**Work to be completed:**
Copy each record exactly as it reads, leaving out any pictures it holds.
— begin The records —
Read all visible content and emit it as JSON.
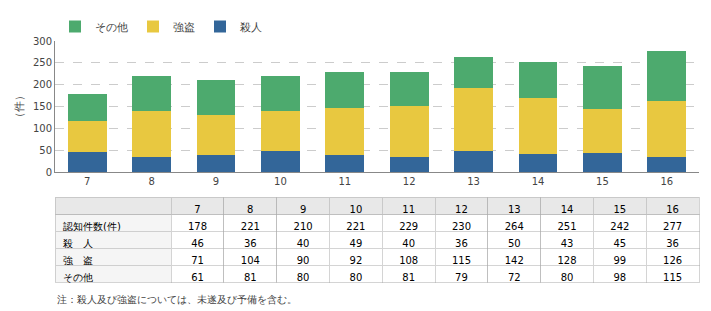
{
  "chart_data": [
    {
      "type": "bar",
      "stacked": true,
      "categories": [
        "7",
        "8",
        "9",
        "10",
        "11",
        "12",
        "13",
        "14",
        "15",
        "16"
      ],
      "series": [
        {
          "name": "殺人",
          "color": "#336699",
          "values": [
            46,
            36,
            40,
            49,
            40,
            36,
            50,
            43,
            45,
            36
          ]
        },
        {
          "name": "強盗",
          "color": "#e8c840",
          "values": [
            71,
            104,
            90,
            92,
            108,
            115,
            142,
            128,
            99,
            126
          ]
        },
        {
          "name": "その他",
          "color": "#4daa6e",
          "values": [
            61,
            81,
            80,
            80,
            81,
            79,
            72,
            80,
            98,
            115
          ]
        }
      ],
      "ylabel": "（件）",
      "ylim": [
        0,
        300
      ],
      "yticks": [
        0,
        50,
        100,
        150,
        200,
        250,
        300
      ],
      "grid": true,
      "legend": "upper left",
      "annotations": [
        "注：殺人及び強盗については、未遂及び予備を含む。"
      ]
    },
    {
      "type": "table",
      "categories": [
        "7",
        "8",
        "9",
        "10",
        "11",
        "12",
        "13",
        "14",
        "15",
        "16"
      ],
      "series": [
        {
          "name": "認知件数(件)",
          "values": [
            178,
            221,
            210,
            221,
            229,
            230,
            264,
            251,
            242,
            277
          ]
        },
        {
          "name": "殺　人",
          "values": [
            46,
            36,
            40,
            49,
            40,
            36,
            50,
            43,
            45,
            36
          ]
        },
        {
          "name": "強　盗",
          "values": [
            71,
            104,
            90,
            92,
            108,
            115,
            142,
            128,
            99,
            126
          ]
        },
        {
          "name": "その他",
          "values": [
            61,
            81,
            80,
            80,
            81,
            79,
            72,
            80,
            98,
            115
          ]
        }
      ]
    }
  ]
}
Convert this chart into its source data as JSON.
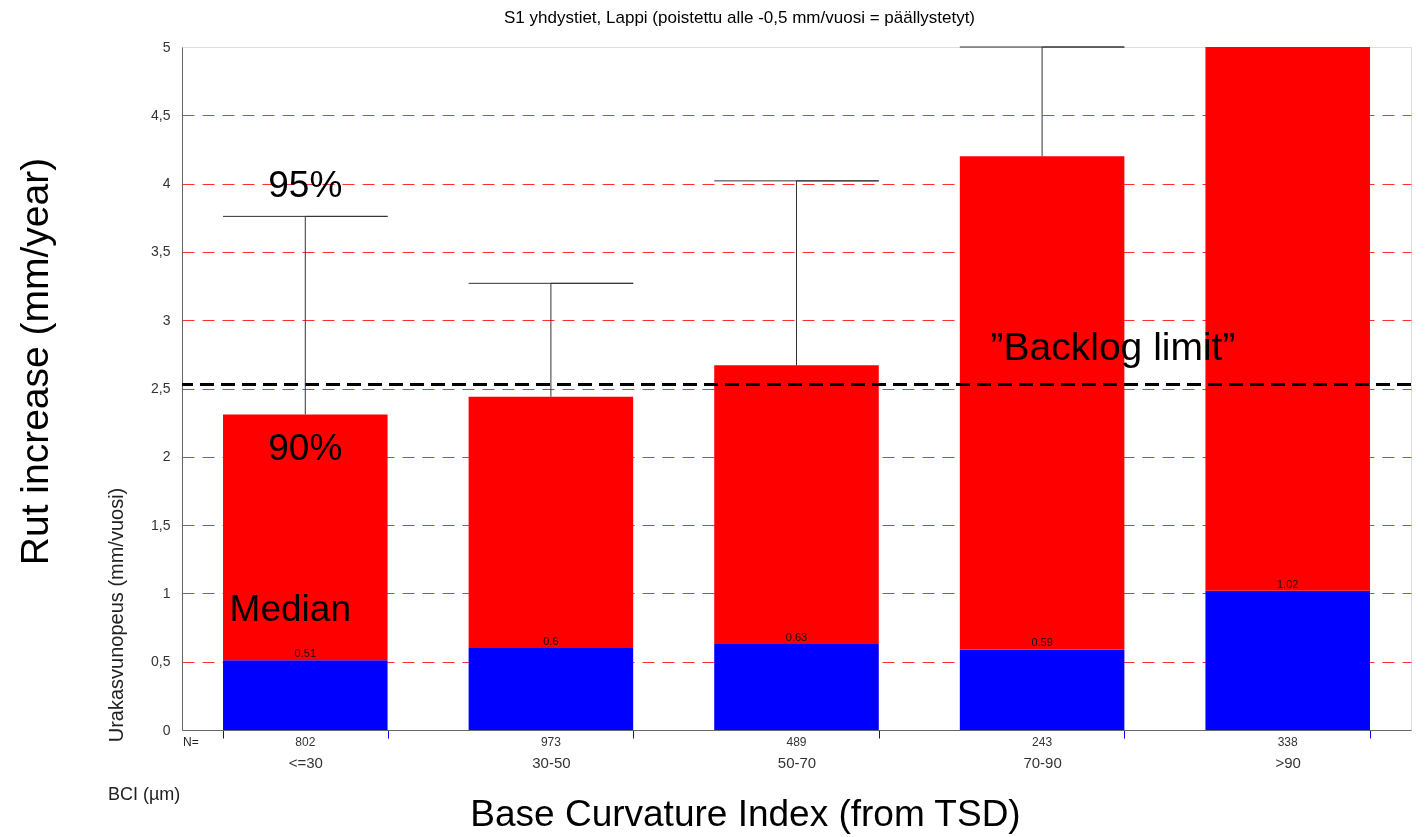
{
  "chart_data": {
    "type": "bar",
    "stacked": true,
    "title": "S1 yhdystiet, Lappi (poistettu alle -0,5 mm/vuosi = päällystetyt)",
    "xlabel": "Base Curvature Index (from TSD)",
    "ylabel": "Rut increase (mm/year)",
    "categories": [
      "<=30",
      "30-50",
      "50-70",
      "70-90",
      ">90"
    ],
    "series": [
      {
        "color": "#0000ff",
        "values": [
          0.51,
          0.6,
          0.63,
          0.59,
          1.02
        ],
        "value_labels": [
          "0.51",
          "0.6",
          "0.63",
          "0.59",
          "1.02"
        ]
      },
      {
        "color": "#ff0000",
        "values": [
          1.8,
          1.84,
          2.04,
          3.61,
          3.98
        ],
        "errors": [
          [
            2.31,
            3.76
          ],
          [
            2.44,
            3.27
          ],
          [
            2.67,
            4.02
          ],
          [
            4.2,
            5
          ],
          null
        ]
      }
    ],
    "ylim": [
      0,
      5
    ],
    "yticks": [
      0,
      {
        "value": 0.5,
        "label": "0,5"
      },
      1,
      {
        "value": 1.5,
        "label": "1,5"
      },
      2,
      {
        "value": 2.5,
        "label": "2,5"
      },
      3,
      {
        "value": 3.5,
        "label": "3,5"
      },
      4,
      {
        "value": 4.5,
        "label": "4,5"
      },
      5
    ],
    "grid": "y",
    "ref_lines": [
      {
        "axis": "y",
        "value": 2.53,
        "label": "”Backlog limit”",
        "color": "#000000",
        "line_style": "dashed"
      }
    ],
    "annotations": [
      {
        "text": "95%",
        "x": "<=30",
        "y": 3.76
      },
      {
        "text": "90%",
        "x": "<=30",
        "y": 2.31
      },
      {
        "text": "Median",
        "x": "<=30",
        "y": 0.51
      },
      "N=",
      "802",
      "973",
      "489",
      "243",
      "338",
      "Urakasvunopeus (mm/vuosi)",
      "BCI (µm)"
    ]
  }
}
— end The records —
**Completed task:**
Read all visible content and emit it as JSON.
{
  "chart_data": [
    {
      "type": "bar",
      "stacked": true,
      "categories": [
        "7",
        "8",
        "9",
        "10",
        "11",
        "12",
        "13",
        "14",
        "15",
        "16"
      ],
      "series": [
        {
          "name": "殺人",
          "color": "#336699",
          "values": [
            46,
            36,
            40,
            49,
            40,
            36,
            50,
            43,
            45,
            36
          ]
        },
        {
          "name": "強盗",
          "color": "#e8c840",
          "values": [
            71,
            104,
            90,
            92,
            108,
            115,
            142,
            128,
            99,
            126
          ]
        },
        {
          "name": "その他",
          "color": "#4daa6e",
          "values": [
            61,
            81,
            80,
            80,
            81,
            79,
            72,
            80,
            98,
            115
          ]
        }
      ],
      "ylabel": "（件）",
      "ylim": [
        0,
        300
      ],
      "yticks": [
        0,
        50,
        100,
        150,
        200,
        250,
        300
      ],
      "grid": true,
      "legend": "upper left",
      "annotations": [
        "注：殺人及び強盗については、未遂及び予備を含む。"
      ]
    },
    {
      "type": "table",
      "categories": [
        "7",
        "8",
        "9",
        "10",
        "11",
        "12",
        "13",
        "14",
        "15",
        "16"
      ],
      "series": [
        {
          "name": "認知件数(件)",
          "values": [
            178,
            221,
            210,
            221,
            229,
            230,
            264,
            251,
            242,
            277
          ]
        },
        {
          "name": "殺　人",
          "values": [
            46,
            36,
            40,
            49,
            40,
            36,
            50,
            43,
            45,
            36
          ]
        },
        {
          "name": "強　盗",
          "values": [
            71,
            104,
            90,
            92,
            108,
            115,
            142,
            128,
            99,
            126
          ]
        },
        {
          "name": "その他",
          "values": [
            61,
            81,
            80,
            80,
            81,
            79,
            72,
            80,
            98,
            115
          ]
        }
      ]
    }
  ]
}
Convert this chart into its source data as JSON.
{
  "chart_data": {
    "type": "bar",
    "stacked": true,
    "title": "S1 yhdystiet, Lappi (poistettu alle -0,5 mm/vuosi = päällystetyt)",
    "xlabel": "Base Curvature Index (from TSD)",
    "ylabel": "Rut increase (mm/year)",
    "categories": [
      "<=30",
      "30-50",
      "50-70",
      "70-90",
      ">90"
    ],
    "series": [
      {
        "color": "#0000ff",
        "values": [
          0.51,
          0.6,
          0.63,
          0.59,
          1.02
        ],
        "value_labels": [
          "0.51",
          "0.6",
          "0.63",
          "0.59",
          "1.02"
        ]
      },
      {
        "color": "#ff0000",
        "values": [
          1.8,
          1.84,
          2.04,
          3.61,
          3.98
        ],
        "errors": [
          [
            2.31,
            3.76
          ],
          [
            2.44,
            3.27
          ],
          [
            2.67,
            4.02
          ],
          [
            4.2,
            5
          ],
          null
        ]
      }
    ],
    "ylim": [
      0,
      5
    ],
    "yticks": [
      0,
      {
        "value": 0.5,
        "label": "0,5"
      },
      1,
      {
        "value": 1.5,
        "label": "1,5"
      },
      2,
      {
        "value": 2.5,
        "label": "2,5"
      },
      3,
      {
        "value": 3.5,
        "label": "3,5"
      },
      4,
      {
        "value": 4.5,
        "label": "4,5"
      },
      5
    ],
    "grid": "y",
    "ref_lines": [
      {
        "axis": "y",
        "value": 2.53,
        "label": "”Backlog limit”",
        "color": "#000000",
        "line_style": "dashed"
      }
    ],
    "annotations": [
      {
        "text": "95%",
        "x": "<=30",
        "y": 3.76
      },
      {
        "text": "90%",
        "x": "<=30",
        "y": 2.31
      },
      {
        "text": "Median",
        "x": "<=30",
        "y": 0.51
      },
      "N=",
      "802",
      "973",
      "489",
      "243",
      "338",
      "Urakasvunopeus (mm/vuosi)",
      "BCI (µm)"
    ]
  }
}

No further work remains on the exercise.